*Given problem*: Edit the text on US foreign policy below, starting at "Really smart men" and ending at "shot in Dallas.". Reproduce that span with "smart" changed to "capable".

*Reading passage*:
━━━

This statement is a poignant example of the collective schizophrenia our country is suffering from due to hyper-partisanship.

 

It's 100% true. It's also pretty transparent attempt to justify the long-standing brutality of US foreign policy through equivocation. And people eat it up.

 

The continuation of a decades old campaign of using military and quasimilitary assets to 'manage' our interests abroad deserves a MUCH better lens than which side of the aisle you tend to agree with.

 

Agreed for the most part - and it's posts like this that make me want to suggest you take an honest look at the changes to US foreign policy since Trump took over despite your feelings about the man. He ran on changing precisely that long standing, bipartisan agenda. And now he's made tremendous strides to achieve what he campaigned on. It's why he's such a threat to both sides and the media. It's why the coverage is 94% negative and the comparisons to Hitler began on day one (despite no evidence of his policies/leadership being in any way fascist or repressive to civil rights/liberties). America First isn't isolationist, it isn't even nationalist as much as it is about changing that exact agenda.

 

Really smart men and women who spent their lives fighting for this country realize the truth of what you said above - and it's why they are working with Trump to change it despite the tremendous risk. The last president who so blatantly attempted to buck this bipartisan agenda wound up shot in Dallas.

━━━

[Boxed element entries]
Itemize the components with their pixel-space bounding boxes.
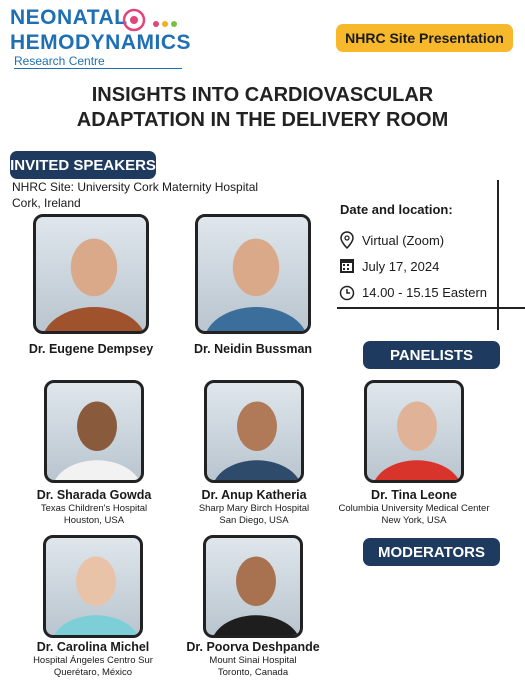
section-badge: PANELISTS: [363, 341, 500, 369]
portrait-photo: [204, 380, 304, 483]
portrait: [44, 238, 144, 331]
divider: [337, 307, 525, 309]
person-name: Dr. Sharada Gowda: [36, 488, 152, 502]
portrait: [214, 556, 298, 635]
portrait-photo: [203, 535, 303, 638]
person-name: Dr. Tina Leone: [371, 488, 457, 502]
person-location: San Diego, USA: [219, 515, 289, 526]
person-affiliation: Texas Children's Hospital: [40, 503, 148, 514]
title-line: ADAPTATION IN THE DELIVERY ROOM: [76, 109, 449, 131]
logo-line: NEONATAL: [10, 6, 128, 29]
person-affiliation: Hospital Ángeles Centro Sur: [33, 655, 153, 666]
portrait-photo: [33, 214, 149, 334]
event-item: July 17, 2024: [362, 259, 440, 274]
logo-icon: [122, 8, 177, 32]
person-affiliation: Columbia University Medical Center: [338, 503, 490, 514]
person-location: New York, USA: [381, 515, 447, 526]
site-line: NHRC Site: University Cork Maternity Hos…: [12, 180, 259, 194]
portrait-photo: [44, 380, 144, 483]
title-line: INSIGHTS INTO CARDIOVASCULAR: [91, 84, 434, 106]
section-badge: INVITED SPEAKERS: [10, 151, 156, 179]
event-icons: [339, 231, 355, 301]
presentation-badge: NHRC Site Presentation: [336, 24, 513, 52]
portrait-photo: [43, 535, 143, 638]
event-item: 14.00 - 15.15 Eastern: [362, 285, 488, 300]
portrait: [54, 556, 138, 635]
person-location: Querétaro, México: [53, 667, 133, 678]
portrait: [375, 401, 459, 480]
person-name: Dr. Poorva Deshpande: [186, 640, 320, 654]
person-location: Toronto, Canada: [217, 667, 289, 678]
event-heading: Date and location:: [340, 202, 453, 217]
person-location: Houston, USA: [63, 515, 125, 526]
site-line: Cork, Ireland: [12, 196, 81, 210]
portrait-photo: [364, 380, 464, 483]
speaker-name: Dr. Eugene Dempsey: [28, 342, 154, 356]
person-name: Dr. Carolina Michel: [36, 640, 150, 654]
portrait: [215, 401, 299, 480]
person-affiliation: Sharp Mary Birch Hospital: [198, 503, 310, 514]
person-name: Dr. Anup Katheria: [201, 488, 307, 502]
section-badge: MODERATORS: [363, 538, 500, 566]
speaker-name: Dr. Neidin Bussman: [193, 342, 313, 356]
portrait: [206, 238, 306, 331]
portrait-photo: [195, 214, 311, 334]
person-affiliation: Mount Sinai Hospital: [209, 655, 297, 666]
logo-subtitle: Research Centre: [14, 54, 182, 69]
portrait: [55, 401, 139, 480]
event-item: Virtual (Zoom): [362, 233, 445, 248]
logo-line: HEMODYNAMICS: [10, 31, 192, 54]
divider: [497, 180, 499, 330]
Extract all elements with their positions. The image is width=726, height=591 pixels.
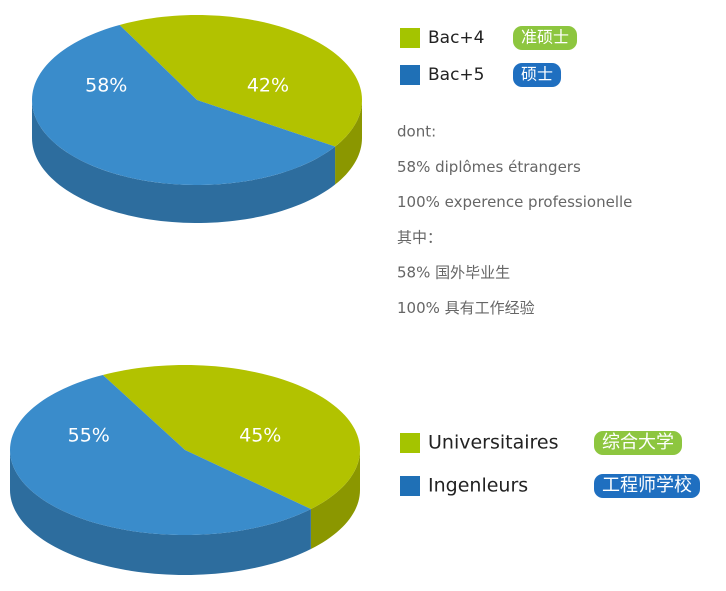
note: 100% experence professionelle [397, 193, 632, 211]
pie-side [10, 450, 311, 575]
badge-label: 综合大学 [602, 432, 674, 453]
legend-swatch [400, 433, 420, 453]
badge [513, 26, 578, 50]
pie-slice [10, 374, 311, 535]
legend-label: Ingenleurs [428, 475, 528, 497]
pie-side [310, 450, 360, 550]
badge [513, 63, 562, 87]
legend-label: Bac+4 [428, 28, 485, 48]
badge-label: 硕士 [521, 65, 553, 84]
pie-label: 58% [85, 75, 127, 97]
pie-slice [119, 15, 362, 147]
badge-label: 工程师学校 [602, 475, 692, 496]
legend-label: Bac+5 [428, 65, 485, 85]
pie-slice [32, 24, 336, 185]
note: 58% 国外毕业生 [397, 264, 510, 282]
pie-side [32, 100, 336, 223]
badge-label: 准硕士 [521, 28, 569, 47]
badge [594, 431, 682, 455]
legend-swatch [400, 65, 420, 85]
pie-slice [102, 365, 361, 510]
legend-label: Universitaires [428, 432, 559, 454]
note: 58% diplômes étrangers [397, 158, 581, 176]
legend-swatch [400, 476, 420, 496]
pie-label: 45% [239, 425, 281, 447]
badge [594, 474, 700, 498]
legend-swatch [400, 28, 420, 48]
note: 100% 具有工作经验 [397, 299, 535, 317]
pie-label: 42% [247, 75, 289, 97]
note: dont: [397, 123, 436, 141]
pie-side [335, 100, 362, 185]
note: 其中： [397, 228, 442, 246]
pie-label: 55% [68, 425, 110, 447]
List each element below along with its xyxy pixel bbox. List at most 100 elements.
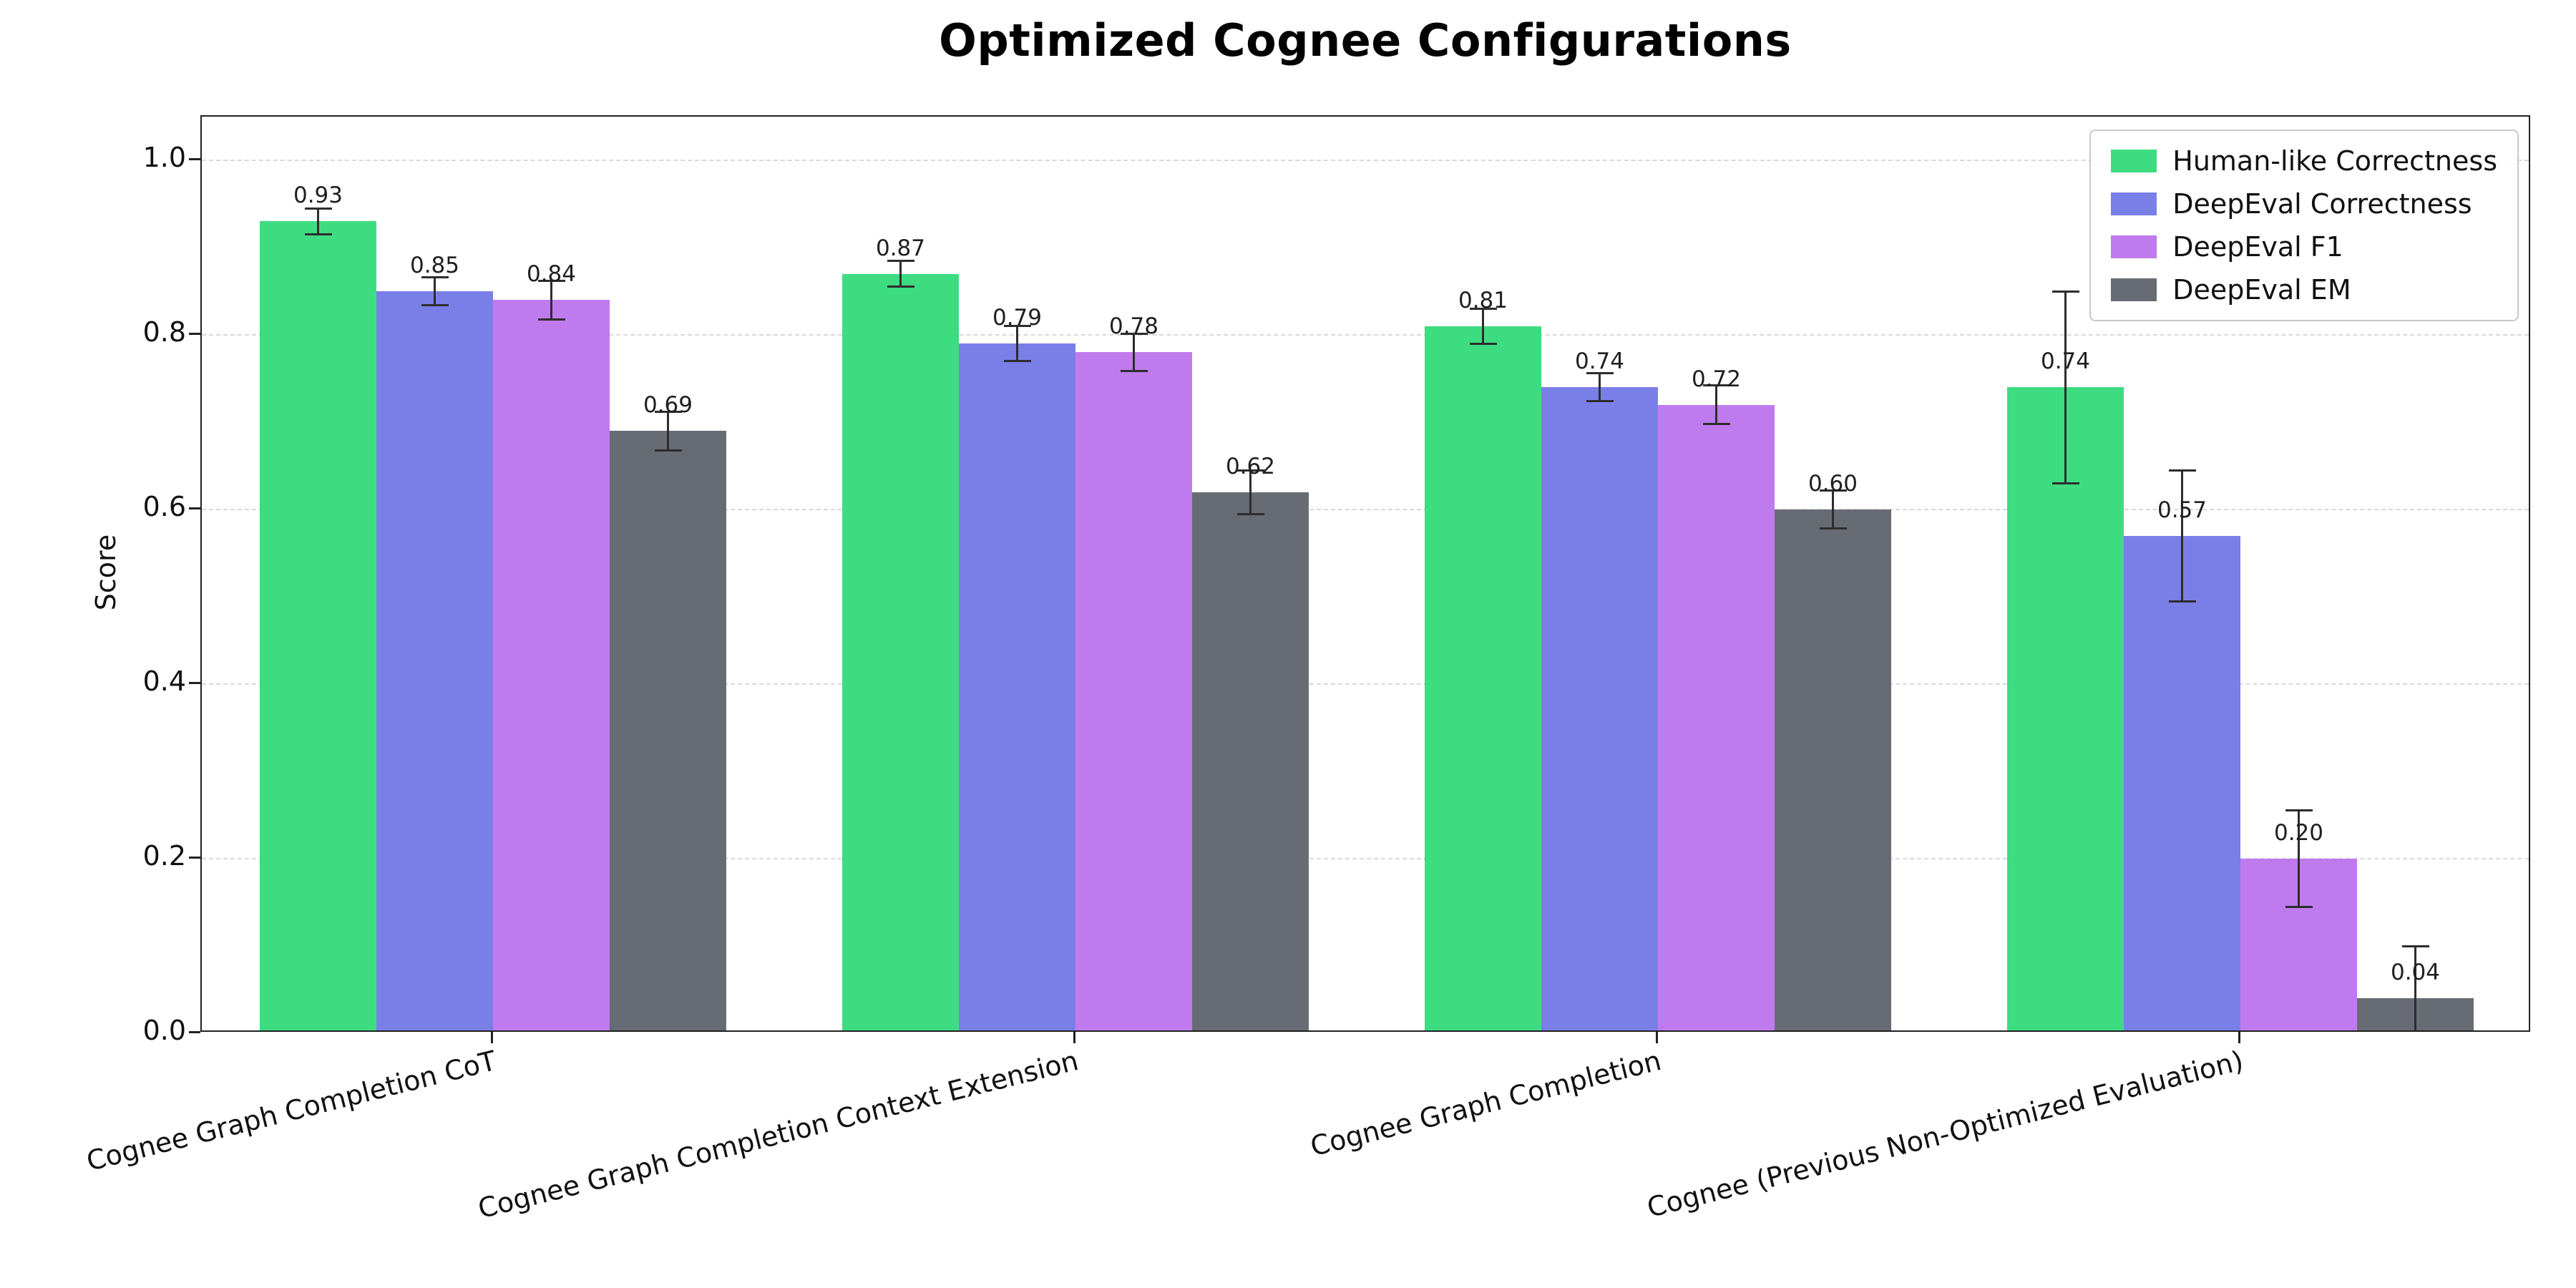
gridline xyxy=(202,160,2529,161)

━━━

*Final result*:
Really capable men and women who spent their lives fighting for this country realize the truth of what you said above - and it's why they are working with Trump to change it despite the tremendous risk. The last president who so blatantly attempted to buck this bipartisan agenda wound up shot in Dallas.